**TASK GOAL**
Look through the records that follow. Copy every line containing the word "core".
"""
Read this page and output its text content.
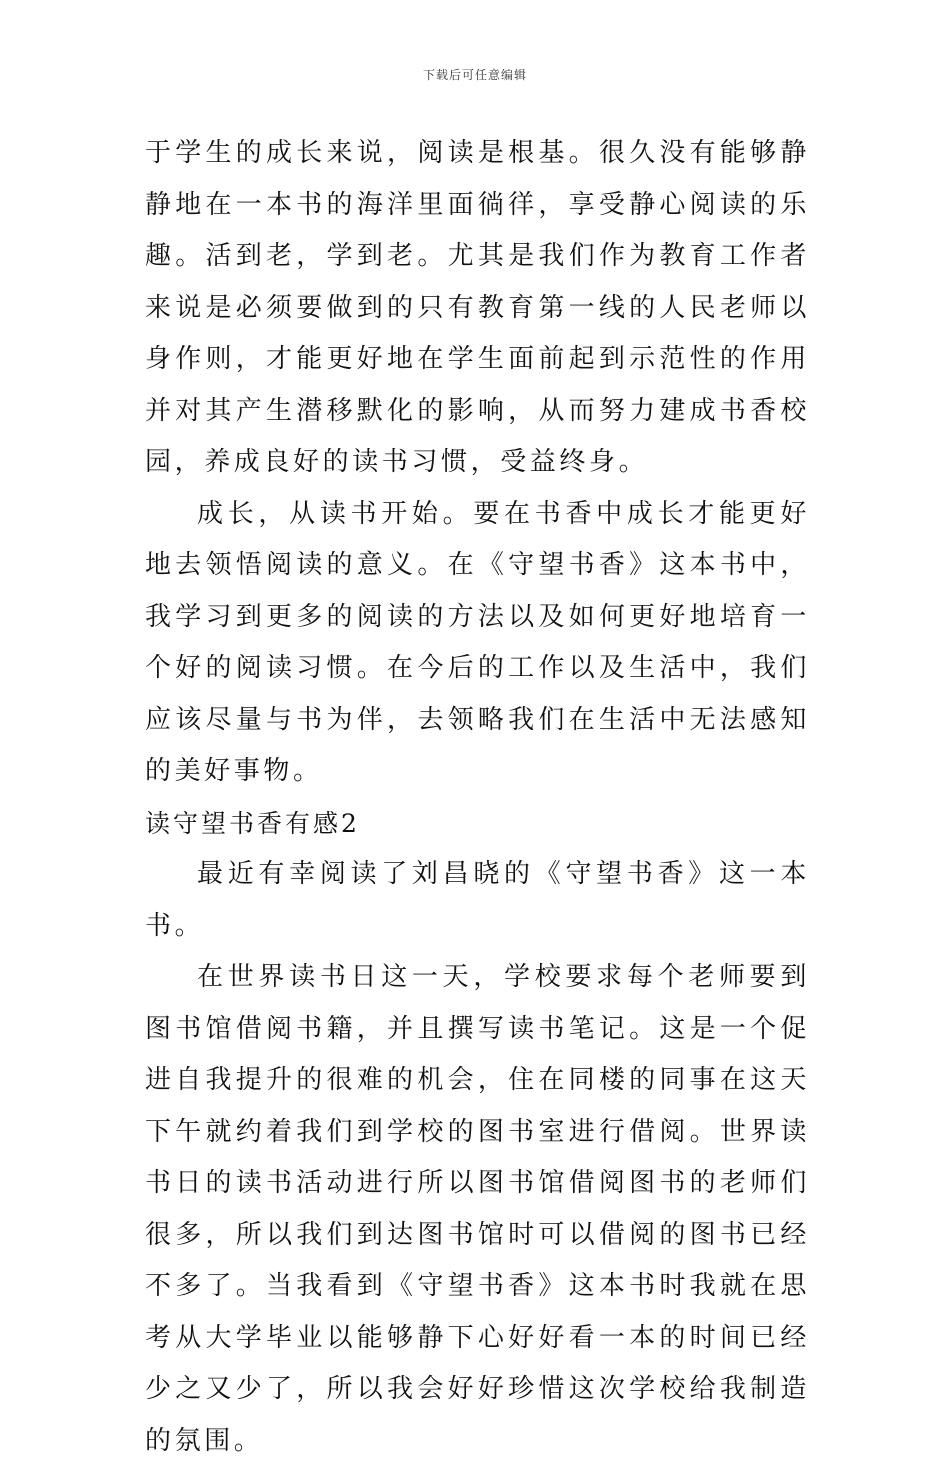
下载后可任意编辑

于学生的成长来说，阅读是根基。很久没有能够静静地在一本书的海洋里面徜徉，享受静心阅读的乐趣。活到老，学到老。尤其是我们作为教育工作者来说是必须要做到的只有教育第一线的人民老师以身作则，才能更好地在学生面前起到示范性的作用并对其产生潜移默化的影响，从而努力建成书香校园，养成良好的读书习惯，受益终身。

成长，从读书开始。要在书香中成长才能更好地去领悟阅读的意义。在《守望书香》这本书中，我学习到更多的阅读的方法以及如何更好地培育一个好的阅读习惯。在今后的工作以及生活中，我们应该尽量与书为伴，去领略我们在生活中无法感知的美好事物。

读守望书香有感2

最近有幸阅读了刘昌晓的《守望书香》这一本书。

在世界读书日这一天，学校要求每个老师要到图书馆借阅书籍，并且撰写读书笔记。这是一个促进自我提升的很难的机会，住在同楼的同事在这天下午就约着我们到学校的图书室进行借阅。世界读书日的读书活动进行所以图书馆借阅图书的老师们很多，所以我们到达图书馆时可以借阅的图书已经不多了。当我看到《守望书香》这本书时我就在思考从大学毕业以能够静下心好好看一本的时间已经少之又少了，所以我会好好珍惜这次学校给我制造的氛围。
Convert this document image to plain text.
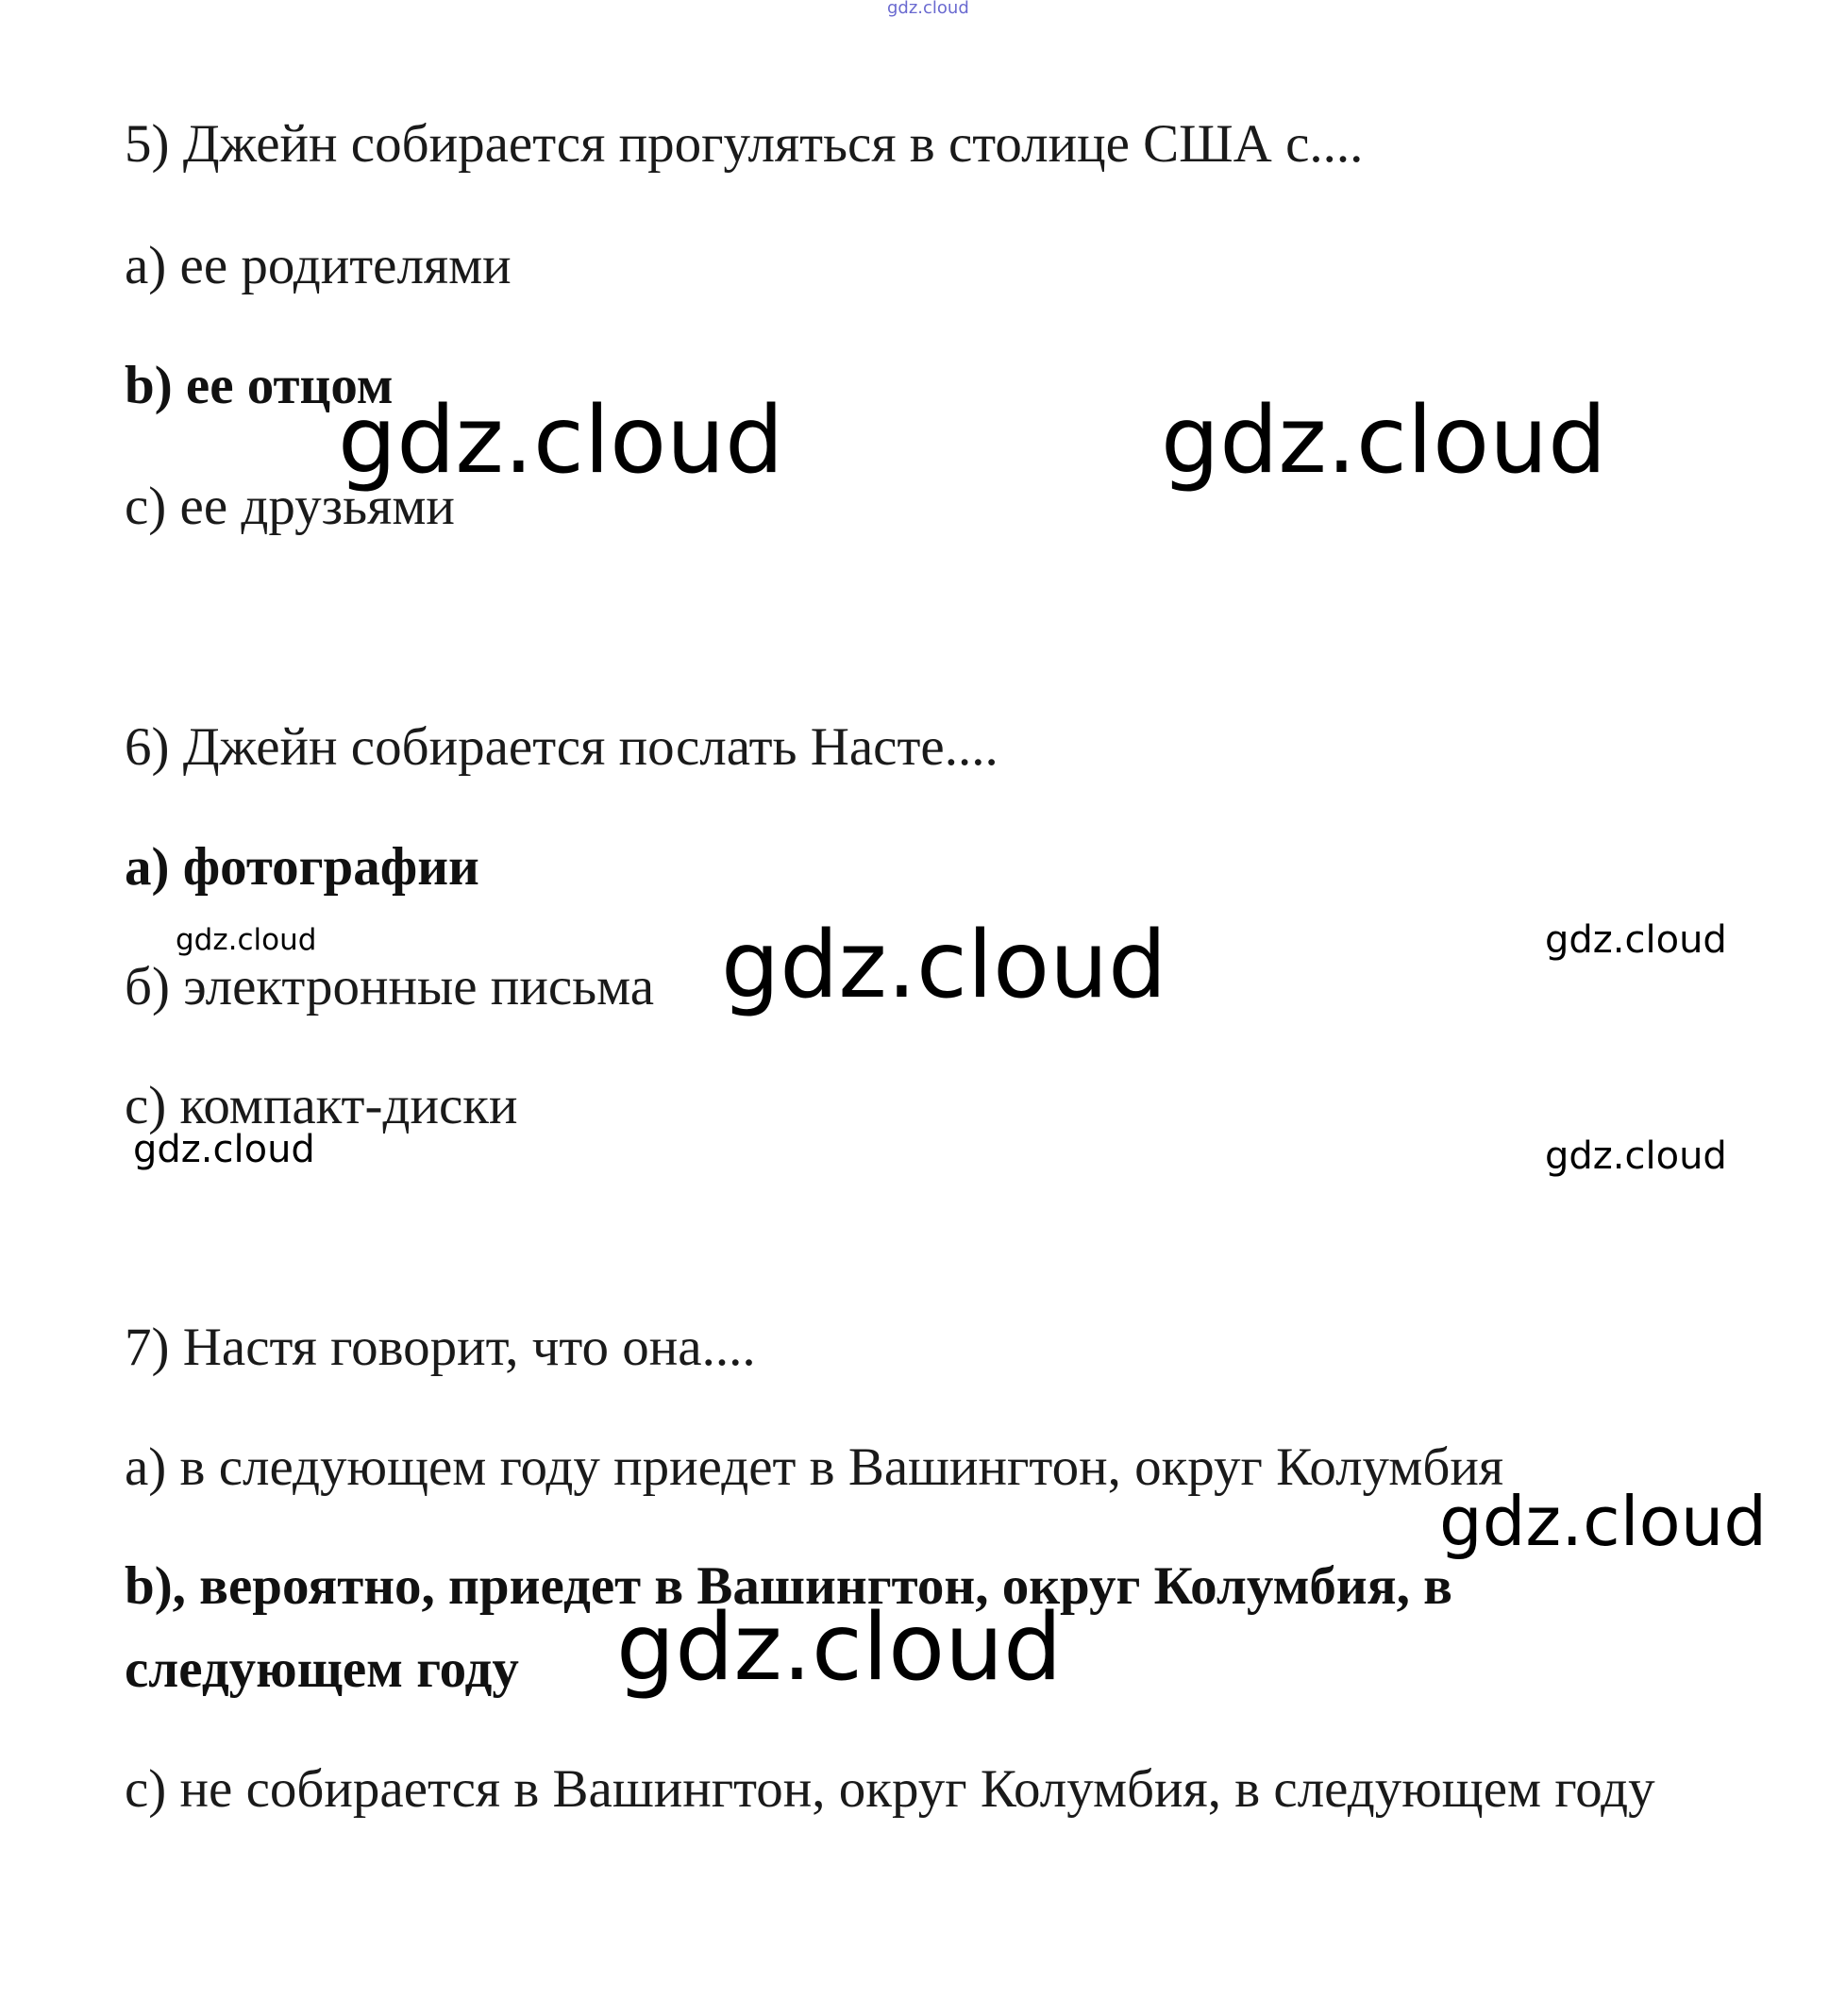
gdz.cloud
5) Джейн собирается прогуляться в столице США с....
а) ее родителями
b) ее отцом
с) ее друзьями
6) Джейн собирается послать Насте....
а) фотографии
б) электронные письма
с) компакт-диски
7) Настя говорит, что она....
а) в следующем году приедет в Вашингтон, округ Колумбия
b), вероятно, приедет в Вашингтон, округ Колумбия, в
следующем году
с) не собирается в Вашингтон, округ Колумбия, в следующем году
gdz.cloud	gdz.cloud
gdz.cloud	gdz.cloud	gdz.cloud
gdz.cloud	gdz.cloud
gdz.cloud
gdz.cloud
"""
"""
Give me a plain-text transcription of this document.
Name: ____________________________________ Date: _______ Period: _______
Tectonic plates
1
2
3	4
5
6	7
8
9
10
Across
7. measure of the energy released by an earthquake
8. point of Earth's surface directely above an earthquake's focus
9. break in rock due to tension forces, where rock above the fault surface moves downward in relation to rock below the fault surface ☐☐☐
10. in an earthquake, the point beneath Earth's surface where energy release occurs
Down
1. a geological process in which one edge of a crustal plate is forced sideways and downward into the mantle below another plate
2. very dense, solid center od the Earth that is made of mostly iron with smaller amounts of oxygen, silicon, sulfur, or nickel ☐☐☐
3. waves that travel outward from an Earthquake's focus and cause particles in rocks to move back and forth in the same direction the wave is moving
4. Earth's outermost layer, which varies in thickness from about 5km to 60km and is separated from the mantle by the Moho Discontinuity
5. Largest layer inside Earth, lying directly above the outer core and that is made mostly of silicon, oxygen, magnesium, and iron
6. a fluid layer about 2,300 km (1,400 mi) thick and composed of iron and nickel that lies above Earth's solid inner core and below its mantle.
"""
"""
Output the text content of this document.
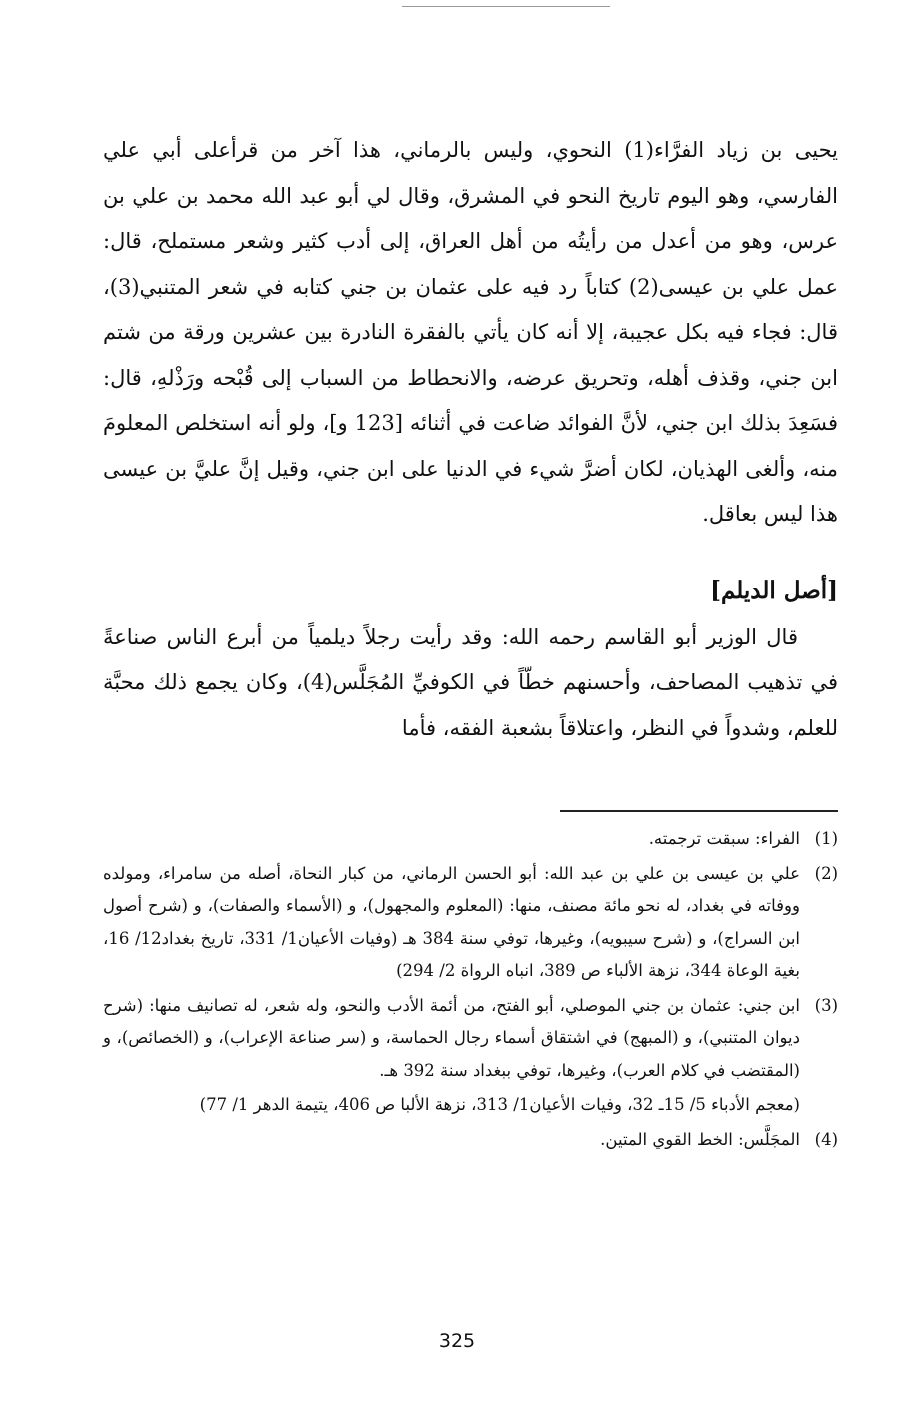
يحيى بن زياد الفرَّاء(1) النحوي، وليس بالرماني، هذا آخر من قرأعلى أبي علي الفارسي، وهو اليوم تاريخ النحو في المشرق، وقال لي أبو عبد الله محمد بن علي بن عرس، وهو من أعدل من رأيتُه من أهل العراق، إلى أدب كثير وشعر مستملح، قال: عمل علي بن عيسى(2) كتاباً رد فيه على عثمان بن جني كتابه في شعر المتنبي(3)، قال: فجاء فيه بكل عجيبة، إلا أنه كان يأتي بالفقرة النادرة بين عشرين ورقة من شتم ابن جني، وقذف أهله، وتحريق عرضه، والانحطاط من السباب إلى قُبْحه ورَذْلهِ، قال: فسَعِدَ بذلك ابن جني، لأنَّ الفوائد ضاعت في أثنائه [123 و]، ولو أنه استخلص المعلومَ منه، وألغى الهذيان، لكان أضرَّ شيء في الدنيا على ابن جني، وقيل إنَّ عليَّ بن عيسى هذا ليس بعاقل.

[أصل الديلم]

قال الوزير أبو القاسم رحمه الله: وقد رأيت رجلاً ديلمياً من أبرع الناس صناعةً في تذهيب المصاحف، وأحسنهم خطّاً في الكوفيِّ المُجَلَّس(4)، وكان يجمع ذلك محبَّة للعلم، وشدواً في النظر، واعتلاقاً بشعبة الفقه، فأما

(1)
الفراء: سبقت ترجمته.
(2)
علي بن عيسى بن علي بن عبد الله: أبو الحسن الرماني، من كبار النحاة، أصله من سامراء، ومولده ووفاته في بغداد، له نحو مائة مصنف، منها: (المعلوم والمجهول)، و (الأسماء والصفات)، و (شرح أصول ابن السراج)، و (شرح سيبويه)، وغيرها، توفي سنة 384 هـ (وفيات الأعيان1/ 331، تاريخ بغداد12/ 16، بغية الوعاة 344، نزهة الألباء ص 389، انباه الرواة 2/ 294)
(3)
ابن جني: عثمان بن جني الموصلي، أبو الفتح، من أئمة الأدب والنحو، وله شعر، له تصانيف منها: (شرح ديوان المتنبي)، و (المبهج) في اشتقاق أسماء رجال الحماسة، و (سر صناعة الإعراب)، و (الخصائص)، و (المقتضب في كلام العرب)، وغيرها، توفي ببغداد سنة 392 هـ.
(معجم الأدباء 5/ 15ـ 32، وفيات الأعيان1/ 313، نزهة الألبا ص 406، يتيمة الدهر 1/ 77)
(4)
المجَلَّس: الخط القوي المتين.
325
"""
**ANSWER FOR THE TASK**
5. Largest layer inside Earth, lying directly above the outer core and that is made mostly of silicon, oxygen, magnesium, and iron
6. a fluid layer about 2,300 km (1,400 mi) thick and composed of iron and nickel that lies above Earth's solid inner core and below its mantle.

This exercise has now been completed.